[Saved entries]
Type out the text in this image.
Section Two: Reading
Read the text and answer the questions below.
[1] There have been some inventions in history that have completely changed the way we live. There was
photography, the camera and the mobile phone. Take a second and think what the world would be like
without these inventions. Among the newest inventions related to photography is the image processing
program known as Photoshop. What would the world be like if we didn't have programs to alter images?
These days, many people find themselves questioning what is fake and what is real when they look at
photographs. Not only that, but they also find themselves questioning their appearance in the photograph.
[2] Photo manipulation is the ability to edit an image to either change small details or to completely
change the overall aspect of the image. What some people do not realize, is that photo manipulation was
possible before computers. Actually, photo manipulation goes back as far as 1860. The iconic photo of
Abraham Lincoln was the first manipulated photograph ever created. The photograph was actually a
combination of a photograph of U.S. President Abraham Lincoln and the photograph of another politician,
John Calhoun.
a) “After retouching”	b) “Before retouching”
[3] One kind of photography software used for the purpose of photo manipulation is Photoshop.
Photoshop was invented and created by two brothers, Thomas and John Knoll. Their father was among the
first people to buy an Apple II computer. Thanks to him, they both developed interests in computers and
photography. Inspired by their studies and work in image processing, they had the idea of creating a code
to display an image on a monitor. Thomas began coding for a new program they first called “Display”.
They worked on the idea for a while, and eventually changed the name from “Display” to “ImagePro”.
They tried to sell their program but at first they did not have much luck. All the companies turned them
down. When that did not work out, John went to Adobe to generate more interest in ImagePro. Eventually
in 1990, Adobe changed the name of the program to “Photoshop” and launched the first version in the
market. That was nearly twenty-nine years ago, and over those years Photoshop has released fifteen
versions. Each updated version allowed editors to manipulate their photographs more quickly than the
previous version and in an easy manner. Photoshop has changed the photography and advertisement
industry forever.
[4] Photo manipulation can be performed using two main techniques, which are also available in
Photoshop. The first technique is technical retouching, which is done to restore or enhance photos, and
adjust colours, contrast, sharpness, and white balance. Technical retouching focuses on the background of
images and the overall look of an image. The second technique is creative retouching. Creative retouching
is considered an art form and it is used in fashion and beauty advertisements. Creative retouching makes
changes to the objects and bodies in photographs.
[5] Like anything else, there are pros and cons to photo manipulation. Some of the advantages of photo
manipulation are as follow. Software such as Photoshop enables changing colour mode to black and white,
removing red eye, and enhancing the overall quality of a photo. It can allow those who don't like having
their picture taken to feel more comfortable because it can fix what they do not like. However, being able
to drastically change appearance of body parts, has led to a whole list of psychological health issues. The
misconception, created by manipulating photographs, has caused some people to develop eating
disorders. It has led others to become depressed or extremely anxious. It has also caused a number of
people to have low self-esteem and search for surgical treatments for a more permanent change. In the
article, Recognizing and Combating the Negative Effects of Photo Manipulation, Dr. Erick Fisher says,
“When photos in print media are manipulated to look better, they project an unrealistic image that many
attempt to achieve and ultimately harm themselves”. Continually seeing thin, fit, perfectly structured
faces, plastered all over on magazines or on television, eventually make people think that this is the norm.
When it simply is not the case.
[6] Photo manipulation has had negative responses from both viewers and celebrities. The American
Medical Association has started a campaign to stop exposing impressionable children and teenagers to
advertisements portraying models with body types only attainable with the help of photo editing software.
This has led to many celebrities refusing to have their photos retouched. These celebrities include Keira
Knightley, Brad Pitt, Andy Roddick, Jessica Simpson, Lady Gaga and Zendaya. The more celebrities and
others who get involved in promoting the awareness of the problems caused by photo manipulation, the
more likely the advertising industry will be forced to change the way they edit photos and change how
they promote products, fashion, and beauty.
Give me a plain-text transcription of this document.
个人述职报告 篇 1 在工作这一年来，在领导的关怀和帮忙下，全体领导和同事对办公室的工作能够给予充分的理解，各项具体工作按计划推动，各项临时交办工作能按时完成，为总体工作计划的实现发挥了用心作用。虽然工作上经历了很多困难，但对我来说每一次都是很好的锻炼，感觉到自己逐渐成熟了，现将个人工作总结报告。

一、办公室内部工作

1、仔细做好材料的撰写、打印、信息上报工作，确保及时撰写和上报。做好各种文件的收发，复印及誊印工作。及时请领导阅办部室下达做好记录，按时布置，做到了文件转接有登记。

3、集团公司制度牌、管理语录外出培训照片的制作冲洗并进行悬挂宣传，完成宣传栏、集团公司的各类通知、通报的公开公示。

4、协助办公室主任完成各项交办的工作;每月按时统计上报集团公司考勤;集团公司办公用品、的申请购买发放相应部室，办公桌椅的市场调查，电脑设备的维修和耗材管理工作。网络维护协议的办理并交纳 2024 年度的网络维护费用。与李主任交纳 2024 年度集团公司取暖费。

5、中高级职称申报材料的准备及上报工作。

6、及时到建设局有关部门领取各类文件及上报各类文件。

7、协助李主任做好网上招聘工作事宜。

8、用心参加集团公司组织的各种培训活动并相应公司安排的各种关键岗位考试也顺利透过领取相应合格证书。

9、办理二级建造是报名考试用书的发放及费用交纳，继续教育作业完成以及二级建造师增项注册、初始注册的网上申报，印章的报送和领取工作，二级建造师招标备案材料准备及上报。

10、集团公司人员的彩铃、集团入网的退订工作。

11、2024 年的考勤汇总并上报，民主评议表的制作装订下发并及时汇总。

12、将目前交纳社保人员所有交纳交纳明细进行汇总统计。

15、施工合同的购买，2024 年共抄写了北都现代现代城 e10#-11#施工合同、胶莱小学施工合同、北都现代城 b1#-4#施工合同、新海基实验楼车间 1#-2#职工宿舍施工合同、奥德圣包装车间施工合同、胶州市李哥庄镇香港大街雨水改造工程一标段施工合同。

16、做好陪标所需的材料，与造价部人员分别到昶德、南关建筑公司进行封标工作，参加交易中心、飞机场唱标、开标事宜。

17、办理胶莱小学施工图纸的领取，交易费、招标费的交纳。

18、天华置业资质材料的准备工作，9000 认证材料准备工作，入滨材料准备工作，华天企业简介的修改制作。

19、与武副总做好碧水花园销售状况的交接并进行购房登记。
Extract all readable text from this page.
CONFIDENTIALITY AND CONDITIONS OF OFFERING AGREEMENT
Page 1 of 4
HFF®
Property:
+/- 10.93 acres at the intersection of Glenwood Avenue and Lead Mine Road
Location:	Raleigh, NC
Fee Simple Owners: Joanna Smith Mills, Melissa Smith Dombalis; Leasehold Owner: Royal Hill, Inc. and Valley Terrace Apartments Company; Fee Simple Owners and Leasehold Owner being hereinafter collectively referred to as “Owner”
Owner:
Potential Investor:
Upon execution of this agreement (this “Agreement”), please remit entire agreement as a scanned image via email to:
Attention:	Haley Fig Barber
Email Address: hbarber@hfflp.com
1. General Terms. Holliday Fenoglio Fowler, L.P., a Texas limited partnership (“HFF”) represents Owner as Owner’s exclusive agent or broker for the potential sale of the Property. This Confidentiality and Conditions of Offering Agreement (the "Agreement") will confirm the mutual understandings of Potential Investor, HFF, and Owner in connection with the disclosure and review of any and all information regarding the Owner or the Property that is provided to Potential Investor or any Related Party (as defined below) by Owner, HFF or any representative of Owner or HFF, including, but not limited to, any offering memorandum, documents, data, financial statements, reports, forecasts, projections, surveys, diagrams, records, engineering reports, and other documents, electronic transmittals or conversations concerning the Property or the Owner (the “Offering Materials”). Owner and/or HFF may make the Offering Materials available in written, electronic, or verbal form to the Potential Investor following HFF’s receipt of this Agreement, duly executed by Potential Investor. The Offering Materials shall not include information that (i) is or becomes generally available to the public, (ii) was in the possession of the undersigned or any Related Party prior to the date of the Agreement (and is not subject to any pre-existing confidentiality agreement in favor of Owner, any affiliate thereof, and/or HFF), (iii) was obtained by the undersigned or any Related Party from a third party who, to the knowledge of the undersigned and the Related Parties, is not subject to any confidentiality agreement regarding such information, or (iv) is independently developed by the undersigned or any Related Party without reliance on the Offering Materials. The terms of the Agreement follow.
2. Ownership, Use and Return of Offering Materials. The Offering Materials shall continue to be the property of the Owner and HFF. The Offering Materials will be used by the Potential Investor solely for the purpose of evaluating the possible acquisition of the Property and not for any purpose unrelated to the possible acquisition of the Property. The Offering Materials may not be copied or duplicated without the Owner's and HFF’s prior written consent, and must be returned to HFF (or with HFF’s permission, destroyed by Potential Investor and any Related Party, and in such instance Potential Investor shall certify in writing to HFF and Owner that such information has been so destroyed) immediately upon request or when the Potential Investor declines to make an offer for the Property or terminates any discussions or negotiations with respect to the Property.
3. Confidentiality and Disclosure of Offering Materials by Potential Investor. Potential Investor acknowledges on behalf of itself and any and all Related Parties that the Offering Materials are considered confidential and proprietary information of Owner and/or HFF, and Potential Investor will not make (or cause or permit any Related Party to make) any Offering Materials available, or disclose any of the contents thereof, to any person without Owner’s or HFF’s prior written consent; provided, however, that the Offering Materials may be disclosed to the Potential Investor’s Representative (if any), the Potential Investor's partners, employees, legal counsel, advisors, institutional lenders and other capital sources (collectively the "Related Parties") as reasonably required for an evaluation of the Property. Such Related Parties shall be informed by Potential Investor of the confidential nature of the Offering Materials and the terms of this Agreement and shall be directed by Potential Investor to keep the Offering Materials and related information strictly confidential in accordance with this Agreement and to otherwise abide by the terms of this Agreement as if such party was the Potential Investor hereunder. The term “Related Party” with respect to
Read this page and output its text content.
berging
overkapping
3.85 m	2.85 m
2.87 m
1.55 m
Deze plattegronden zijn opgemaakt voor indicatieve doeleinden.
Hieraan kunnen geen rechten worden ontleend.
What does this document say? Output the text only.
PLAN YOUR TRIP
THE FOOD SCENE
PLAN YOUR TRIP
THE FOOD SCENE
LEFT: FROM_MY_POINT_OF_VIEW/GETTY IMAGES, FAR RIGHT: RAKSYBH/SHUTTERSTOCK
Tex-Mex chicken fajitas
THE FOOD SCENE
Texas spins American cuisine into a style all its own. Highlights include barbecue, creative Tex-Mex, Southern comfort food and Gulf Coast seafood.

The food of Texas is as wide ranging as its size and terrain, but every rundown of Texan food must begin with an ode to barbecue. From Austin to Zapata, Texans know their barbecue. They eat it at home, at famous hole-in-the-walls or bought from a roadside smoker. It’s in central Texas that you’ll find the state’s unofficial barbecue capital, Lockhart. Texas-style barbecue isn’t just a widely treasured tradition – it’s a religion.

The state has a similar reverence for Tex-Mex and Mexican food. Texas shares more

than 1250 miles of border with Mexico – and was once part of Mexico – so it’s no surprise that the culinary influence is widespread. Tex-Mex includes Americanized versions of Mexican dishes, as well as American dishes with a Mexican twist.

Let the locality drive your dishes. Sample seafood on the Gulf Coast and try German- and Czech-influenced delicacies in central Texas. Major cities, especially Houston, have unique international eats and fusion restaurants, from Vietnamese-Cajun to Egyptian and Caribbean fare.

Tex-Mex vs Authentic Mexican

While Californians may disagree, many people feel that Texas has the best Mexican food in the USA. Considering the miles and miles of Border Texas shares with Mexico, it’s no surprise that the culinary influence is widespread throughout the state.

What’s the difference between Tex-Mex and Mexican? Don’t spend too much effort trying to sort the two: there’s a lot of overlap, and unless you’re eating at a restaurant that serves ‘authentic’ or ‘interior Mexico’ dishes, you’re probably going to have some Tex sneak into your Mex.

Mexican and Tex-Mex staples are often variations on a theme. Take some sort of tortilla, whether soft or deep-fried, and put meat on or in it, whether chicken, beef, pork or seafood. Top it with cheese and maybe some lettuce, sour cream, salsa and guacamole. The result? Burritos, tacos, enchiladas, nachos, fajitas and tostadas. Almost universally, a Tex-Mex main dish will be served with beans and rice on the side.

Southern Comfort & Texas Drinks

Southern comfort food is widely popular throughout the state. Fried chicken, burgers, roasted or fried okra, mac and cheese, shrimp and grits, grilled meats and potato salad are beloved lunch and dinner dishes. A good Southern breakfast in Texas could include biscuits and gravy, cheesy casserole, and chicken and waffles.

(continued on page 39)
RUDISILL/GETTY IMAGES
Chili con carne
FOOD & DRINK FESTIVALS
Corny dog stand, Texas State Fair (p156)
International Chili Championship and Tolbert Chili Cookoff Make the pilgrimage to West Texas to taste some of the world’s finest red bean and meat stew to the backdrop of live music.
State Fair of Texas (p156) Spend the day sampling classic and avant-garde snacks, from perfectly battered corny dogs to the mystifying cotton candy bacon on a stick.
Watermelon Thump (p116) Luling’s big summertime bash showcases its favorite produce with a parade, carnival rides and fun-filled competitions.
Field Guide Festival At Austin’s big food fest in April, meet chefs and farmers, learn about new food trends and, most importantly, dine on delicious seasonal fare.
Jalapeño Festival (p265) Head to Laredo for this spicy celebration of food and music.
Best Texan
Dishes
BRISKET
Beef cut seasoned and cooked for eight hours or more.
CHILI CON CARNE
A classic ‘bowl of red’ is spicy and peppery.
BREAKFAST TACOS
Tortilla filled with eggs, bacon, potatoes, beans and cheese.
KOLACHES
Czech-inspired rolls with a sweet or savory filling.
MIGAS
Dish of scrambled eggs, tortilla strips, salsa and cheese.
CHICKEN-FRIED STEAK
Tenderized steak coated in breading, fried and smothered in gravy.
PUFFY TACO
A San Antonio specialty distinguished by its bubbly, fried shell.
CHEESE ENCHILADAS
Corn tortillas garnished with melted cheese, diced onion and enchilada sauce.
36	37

**AIM**
Pull out each line containing the word "photography" and copy it.

**RESULT FOR THIS EXERCISE**
photography, the camera and the mobile phone. Take a second and think what the world would be like
without these inventions. Among the newest inventions related to photography is the image processing
[3] One kind of photography software used for the purpose of photo manipulation is Photoshop.
photography. Inspired by their studies and work in image processing, they had the idea of creating a code
previous version and in an easy manner. Photoshop has changed the photography and advertisement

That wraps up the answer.